* _TASK DESCRIPTION_
Reproduce all entries word for word.

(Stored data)
--
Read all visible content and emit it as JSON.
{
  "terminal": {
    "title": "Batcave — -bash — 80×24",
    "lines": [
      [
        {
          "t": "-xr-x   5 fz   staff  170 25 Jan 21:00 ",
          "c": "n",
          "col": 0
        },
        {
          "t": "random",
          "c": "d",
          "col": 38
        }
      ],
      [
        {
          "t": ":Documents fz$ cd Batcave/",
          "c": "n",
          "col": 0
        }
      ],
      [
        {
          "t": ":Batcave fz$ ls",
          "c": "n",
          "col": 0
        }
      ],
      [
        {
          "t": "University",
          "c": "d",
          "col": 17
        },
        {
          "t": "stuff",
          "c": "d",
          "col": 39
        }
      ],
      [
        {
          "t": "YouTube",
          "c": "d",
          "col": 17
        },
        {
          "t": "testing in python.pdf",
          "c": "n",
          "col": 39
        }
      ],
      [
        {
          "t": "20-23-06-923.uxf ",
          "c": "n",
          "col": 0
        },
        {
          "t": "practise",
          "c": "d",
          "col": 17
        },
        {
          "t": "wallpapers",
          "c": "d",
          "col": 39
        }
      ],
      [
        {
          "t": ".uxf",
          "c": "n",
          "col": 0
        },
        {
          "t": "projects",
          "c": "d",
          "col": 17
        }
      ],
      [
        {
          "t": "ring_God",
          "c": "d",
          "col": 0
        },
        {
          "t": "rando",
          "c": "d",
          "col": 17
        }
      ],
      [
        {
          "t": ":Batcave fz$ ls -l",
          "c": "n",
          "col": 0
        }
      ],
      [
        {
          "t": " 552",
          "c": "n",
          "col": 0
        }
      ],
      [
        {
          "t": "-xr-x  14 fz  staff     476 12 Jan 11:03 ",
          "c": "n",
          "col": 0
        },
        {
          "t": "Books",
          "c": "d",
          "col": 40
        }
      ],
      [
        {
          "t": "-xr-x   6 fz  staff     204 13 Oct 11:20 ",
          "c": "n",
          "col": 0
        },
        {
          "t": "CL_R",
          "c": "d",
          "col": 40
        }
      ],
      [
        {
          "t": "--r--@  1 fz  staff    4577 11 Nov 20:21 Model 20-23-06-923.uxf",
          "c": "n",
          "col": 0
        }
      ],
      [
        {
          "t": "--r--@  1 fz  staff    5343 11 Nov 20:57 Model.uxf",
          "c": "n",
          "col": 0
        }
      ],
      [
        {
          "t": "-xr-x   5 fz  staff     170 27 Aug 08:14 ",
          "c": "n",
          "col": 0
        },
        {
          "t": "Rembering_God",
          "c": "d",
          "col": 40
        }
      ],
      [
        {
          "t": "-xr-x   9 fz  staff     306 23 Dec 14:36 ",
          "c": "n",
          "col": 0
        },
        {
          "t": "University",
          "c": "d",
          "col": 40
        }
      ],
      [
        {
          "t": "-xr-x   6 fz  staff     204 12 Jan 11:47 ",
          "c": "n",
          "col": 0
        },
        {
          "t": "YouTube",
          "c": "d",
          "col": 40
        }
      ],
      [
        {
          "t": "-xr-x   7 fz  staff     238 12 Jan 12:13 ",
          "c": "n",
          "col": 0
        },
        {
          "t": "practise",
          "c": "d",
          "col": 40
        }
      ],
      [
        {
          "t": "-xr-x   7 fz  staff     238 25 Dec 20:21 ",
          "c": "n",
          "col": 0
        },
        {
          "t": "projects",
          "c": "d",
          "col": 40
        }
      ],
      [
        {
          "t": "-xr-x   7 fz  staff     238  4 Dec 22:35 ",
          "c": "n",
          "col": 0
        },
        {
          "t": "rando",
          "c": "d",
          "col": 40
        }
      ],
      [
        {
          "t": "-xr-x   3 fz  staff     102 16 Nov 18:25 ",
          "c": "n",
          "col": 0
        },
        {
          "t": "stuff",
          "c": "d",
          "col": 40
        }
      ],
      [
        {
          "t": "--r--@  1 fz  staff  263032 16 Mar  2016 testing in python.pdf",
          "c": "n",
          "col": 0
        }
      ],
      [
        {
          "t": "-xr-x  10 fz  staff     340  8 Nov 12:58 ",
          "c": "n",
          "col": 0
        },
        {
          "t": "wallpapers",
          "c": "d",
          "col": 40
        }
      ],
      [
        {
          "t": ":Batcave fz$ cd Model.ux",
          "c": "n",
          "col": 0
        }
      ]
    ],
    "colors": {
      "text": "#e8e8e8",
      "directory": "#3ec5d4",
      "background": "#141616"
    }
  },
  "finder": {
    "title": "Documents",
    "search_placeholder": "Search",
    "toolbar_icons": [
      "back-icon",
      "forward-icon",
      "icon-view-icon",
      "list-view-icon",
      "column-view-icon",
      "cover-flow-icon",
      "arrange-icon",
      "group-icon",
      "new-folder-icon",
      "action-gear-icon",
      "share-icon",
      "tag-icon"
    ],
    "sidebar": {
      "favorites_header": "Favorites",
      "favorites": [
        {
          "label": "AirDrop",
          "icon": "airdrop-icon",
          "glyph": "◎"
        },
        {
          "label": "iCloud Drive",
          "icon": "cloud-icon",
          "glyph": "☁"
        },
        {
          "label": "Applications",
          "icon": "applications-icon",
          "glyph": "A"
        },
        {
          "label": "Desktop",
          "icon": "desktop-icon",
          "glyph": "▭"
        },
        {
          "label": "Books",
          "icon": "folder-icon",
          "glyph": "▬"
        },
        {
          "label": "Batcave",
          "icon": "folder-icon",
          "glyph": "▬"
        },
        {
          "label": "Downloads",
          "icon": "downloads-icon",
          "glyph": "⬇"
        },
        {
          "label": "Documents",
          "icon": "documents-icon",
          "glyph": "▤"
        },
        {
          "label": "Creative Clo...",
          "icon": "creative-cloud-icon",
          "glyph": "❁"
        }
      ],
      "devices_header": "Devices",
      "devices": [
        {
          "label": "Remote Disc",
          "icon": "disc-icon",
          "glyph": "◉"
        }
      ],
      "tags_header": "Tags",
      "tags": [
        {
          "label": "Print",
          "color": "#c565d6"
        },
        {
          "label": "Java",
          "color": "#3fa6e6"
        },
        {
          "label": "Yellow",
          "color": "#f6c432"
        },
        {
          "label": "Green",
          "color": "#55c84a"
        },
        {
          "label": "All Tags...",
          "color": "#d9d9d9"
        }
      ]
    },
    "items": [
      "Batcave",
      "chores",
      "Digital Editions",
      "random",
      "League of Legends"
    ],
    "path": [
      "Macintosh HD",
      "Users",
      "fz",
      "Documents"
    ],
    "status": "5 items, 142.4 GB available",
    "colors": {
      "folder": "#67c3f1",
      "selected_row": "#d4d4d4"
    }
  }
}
--
* _TASK ANSWER_
Read all visible content and emit it as JSON.
{
  "terminal": {
    "title": "Batcave — -bash — 80×24",
    "lines": [
      [
        {
          "t": "-xr-x   5 fz   staff  170 25 Jan 21:00 ",
          "c": "n",
          "col": 0
        },
        {
          "t": "random",
          "c": "d",
          "col": 38
        }
      ],
      [
        {
          "t": ":Documents fz$ cd Batcave/",
          "c": "n",
          "col": 0
        }
      ],
      [
        {
          "t": ":Batcave fz$ ls",
          "c": "n",
          "col": 0
        }
      ],
      [
        {
          "t": "University",
          "c": "d",
          "col": 17
        },
        {
          "t": "stuff",
          "c": "d",
          "col": 39
        }
      ],
      [
        {
          "t": "YouTube",
          "c": "d",
          "col": 17
        },
        {
          "t": "testing in python.pdf",
          "c": "n",
          "col": 39
        }
      ],
      [
        {
          "t": "20-23-06-923.uxf ",
          "c": "n",
          "col": 0
        },
        {
          "t": "practise",
          "c": "d",
          "col": 17
        },
        {
          "t": "wallpapers",
          "c": "d",
          "col": 39
        }
      ],
      [
        {
          "t": ".uxf",
          "c": "n",
          "col": 0
        },
        {
          "t": "projects",
          "c": "d",
          "col": 17
        }
      ],
      [
        {
          "t": "ring_God",
          "c": "d",
          "col": 0
        },
        {
          "t": "rando",
          "c": "d",
          "col": 17
        }
      ],
      [
        {
          "t": ":Batcave fz$ ls -l",
          "c": "n",
          "col": 0
        }
      ],
      [
        {
          "t": " 552",
          "c": "n",
          "col": 0
        }
      ],
      [
        {
          "t": "-xr-x  14 fz  staff     476 12 Jan 11:03 ",
          "c": "n",
          "col": 0
        },
        {
          "t": "Books",
          "c": "d",
          "col": 40
        }
      ],
      [
        {
          "t": "-xr-x   6 fz  staff     204 13 Oct 11:20 ",
          "c": "n",
          "col": 0
        },
        {
          "t": "CL_R",
          "c": "d",
          "col": 40
        }
      ],
      [
        {
          "t": "--r--@  1 fz  staff    4577 11 Nov 20:21 Model 20-23-06-923.uxf",
          "c": "n",
          "col": 0
        }
      ],
      [
        {
          "t": "--r--@  1 fz  staff    5343 11 Nov 20:57 Model.uxf",
          "c": "n",
          "col": 0
        }
      ],
      [
        {
          "t": "-xr-x   5 fz  staff     170 27 Aug 08:14 ",
          "c": "n",
          "col": 0
        },
        {
          "t": "Rembering_God",
          "c": "d",
          "col": 40
        }
      ],
      [
        {
          "t": "-xr-x   9 fz  staff     306 23 Dec 14:36 ",
          "c": "n",
          "col": 0
        },
        {
          "t": "University",
          "c": "d",
          "col": 40
        }
      ],
      [
        {
          "t": "-xr-x   6 fz  staff     204 12 Jan 11:47 ",
          "c": "n",
          "col": 0
        },
        {
          "t": "YouTube",
          "c": "d",
          "col": 40
        }
      ],
      [
        {
          "t": "-xr-x   7 fz  staff     238 12 Jan 12:13 ",
          "c": "n",
          "col": 0
        },
        {
          "t": "practise",
          "c": "d",
          "col": 40
        }
      ],
      [
        {
          "t": "-xr-x   7 fz  staff     238 25 Dec 20:21 ",
          "c": "n",
          "col": 0
        },
        {
          "t": "projects",
          "c": "d",
          "col": 40
        }
      ],
      [
        {
          "t": "-xr-x   7 fz  staff     238  4 Dec 22:35 ",
          "c": "n",
          "col": 0
        },
        {
          "t": "rando",
          "c": "d",
          "col": 40
        }
      ],
      [
        {
          "t": "-xr-x   3 fz  staff     102 16 Nov 18:25 ",
          "c": "n",
          "col": 0
        },
        {
          "t": "stuff",
          "c": "d",
          "col": 40
        }
      ],
      [
        {
          "t": "--r--@  1 fz  staff  263032 16 Mar  2016 testing in python.pdf",
          "c": "n",
          "col": 0
        }
      ],
      [
        {
          "t": "-xr-x  10 fz  staff     340  8 Nov 12:58 ",
          "c": "n",
          "col": 0
        },
        {
          "t": "wallpapers",
          "c": "d",
          "col": 40
        }
      ],
      [
        {
          "t": ":Batcave fz$ cd Model.ux",
          "c": "n",
          "col": 0
        }
      ]
    ],
    "colors": {
      "text": "#e8e8e8",
      "directory": "#3ec5d4",
      "background": "#141616"
    }
  },
  "finder": {
    "title": "Documents",
    "search_placeholder": "Search",
    "toolbar_icons": [
      "back-icon",
      "forward-icon",
      "icon-view-icon",
      "list-view-icon",
      "column-view-icon",
      "cover-flow-icon",
      "arrange-icon",
      "group-icon",
      "new-folder-icon",
      "action-gear-icon",
      "share-icon",
      "tag-icon"
    ],
    "sidebar": {
      "favorites_header": "Favorites",
      "favorites": [
        {
          "label": "AirDrop",
          "icon": "airdrop-icon",
          "glyph": "◎"
        },
        {
          "label": "iCloud Drive",
          "icon": "cloud-icon",
          "glyph": "☁"
        },
        {
          "label": "Applications",
          "icon": "applications-icon",
          "glyph": "A"
        },
        {
          "label": "Desktop",
          "icon": "desktop-icon",
          "glyph": "▭"
        },
        {
          "label": "Books",
          "icon": "folder-icon",
          "glyph": "▬"
        },
        {
          "label": "Batcave",
          "icon": "folder-icon",
          "glyph": "▬"
        },
        {
          "label": "Downloads",
          "icon": "downloads-icon",
          "glyph": "⬇"
        },
        {
          "label": "Documents",
          "icon": "documents-icon",
          "glyph": "▤"
        },
        {
          "label": "Creative Clo...",
          "icon": "creative-cloud-icon",
          "glyph": "❁"
        }
      ],
      "devices_header": "Devices",
      "devices": [
        {
          "label": "Remote Disc",
          "icon": "disc-icon",
          "glyph": "◉"
        }
      ],
      "tags_header": "Tags",
      "tags": [
        {
          "label": "Print",
          "color": "#c565d6"
        },
        {
          "label": "Java",
          "color": "#3fa6e6"
        },
        {
          "label": "Yellow",
          "color": "#f6c432"
        },
        {
          "label": "Green",
          "color": "#55c84a"
        },
        {
          "label": "All Tags...",
          "color": "#d9d9d9"
        }
      ]
    },
    "items": [
      "Batcave",
      "chores",
      "Digital Editions",
      "random",
      "League of Legends"
    ],
    "path": [
      "Macintosh HD",
      "Users",
      "fz",
      "Documents"
    ],
    "status": "5 items, 142.4 GB available",
    "colors": {
      "folder": "#67c3f1",
      "selected_row": "#d4d4d4"
    }
  }
}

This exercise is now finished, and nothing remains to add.